## WHAT YOU HAVE TO DO
Scan the listing below. Report each line that includes "size".

## EXERCISE MATERIALS

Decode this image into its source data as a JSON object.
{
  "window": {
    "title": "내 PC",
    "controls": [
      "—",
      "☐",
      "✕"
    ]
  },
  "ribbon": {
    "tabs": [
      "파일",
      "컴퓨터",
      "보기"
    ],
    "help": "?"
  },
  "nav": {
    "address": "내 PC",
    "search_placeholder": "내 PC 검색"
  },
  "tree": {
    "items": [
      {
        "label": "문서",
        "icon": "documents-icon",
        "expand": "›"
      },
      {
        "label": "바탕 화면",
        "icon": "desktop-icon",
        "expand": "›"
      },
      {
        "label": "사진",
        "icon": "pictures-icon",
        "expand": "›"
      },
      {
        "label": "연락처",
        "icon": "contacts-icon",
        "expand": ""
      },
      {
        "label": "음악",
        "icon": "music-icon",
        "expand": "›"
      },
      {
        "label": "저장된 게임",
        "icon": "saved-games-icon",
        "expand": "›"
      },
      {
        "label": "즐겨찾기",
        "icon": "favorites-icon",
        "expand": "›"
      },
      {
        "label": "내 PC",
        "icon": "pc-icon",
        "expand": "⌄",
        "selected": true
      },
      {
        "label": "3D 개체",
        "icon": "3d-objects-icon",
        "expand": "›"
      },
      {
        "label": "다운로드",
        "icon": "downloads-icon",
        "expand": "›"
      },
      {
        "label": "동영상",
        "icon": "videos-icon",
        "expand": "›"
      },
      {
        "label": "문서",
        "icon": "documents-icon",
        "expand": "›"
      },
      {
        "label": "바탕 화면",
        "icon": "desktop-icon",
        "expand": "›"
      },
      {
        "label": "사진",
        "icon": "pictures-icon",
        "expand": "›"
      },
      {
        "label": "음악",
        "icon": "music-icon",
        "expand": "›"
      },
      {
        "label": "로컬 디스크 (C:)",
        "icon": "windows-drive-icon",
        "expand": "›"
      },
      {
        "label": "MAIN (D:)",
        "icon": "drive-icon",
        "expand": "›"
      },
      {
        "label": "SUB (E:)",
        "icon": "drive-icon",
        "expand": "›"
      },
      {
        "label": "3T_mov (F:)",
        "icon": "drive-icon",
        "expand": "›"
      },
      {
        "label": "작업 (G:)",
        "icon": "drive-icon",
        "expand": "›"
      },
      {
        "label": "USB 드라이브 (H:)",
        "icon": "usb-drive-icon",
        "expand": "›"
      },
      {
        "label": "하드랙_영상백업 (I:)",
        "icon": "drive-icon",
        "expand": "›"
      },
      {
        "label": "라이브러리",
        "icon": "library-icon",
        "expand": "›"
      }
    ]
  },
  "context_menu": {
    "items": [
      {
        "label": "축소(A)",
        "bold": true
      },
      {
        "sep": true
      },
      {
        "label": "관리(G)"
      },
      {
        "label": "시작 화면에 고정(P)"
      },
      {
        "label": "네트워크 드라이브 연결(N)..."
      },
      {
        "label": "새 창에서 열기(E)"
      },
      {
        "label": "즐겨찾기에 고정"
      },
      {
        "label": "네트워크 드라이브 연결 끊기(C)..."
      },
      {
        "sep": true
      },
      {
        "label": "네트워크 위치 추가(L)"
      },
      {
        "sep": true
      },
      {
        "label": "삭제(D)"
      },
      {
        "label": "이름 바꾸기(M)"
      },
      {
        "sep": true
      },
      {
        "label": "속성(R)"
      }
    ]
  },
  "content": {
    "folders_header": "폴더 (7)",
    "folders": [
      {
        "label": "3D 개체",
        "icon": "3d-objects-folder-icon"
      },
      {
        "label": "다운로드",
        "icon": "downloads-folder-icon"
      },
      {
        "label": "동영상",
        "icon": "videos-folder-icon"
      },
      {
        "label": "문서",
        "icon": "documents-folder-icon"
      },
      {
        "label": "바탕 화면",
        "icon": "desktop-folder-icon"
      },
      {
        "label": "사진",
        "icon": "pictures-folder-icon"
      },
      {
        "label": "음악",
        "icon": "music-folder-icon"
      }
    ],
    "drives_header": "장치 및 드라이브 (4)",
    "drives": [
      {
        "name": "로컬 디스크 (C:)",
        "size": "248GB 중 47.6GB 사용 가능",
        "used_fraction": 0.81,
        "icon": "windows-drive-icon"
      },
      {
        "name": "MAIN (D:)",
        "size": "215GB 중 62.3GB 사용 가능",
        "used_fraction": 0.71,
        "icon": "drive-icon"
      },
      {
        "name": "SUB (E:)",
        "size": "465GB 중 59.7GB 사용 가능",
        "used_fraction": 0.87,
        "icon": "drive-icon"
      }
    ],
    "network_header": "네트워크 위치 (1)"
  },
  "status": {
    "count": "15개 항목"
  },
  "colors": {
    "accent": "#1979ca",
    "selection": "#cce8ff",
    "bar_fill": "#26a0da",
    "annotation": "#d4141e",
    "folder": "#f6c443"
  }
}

## SOLUTION TO THIS EXERCISE
        "size": "248GB 중 47.6GB 사용 가능",
        "size": "215GB 중 62.3GB 사용 가능",
        "size": "465GB 중 59.7GB 사용 가능",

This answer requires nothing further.